> _Do this_
Look for the string "修改日期" in every line, and copy each line that has it.

(Dataset records)
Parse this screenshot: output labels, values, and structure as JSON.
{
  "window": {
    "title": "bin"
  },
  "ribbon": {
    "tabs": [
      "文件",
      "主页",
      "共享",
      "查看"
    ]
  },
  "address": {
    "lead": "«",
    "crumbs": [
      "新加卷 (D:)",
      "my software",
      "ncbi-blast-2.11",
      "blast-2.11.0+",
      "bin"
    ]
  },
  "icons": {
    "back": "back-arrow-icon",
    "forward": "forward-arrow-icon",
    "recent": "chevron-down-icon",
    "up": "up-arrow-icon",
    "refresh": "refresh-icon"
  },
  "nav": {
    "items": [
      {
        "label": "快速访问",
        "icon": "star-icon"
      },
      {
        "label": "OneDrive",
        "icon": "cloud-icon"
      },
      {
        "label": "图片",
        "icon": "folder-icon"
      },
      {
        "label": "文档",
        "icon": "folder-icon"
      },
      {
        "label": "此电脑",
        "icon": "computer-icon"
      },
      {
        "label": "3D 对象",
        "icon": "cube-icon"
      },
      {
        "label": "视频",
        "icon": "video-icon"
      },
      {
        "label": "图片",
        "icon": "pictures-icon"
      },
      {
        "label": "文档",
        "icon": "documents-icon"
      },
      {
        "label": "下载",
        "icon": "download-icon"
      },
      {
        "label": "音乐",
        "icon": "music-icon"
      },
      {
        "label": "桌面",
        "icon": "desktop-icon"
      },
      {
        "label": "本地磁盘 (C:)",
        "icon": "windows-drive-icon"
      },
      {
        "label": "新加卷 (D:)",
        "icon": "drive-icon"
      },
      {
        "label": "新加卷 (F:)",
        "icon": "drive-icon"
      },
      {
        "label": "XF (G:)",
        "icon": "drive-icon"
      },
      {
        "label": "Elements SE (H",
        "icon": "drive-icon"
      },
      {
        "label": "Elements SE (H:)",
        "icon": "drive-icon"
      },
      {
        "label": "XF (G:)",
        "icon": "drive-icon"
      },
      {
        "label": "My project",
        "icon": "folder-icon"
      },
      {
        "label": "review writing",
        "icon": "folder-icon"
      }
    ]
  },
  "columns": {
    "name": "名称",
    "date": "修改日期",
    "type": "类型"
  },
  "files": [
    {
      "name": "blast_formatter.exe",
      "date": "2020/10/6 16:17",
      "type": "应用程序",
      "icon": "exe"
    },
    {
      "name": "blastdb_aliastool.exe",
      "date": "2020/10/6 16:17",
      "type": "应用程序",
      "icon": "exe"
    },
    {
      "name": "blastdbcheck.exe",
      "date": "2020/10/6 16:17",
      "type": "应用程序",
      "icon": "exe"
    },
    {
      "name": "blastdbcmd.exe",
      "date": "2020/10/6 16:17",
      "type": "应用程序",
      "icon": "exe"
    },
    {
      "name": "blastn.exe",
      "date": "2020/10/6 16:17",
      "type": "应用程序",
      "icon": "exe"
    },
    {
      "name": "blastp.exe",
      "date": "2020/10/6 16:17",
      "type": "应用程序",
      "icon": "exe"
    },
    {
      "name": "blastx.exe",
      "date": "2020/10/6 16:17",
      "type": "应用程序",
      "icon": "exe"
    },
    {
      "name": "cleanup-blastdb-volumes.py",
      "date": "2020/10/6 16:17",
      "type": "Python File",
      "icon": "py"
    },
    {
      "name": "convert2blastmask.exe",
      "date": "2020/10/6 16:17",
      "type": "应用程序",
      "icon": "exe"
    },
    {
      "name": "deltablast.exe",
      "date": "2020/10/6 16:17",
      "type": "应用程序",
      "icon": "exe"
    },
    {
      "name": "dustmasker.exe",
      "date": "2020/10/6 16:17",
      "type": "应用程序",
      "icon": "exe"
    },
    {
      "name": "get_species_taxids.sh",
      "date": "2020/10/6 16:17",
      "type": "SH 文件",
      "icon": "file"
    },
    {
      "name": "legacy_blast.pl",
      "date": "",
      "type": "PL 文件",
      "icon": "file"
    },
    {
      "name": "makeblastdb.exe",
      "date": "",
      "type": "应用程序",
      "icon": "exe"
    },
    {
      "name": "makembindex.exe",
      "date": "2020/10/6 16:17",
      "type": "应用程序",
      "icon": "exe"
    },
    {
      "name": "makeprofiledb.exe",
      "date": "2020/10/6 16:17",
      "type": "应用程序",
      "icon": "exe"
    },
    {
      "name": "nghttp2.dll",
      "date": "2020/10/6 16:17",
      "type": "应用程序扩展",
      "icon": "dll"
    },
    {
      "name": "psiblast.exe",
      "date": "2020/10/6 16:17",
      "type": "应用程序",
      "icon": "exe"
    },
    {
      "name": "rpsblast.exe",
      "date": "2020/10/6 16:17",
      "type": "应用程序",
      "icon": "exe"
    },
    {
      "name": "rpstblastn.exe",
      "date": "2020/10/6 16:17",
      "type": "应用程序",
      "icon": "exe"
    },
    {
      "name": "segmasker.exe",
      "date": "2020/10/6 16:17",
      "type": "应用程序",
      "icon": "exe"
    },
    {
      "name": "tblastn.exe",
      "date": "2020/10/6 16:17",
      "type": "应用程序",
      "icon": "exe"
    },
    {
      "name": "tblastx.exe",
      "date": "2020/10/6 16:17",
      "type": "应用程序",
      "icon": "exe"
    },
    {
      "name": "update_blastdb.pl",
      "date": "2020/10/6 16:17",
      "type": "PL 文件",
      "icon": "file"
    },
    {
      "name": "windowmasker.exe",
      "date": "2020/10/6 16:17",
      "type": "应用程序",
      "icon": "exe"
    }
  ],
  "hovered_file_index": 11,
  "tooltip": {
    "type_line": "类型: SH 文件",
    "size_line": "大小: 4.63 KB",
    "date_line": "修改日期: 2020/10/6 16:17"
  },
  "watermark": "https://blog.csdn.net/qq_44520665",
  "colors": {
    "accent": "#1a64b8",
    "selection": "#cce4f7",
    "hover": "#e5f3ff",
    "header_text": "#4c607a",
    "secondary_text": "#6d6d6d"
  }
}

> _Expected answer_
    "date": "修改日期",
    "date_line": "修改日期: 2020/10/6 16:17"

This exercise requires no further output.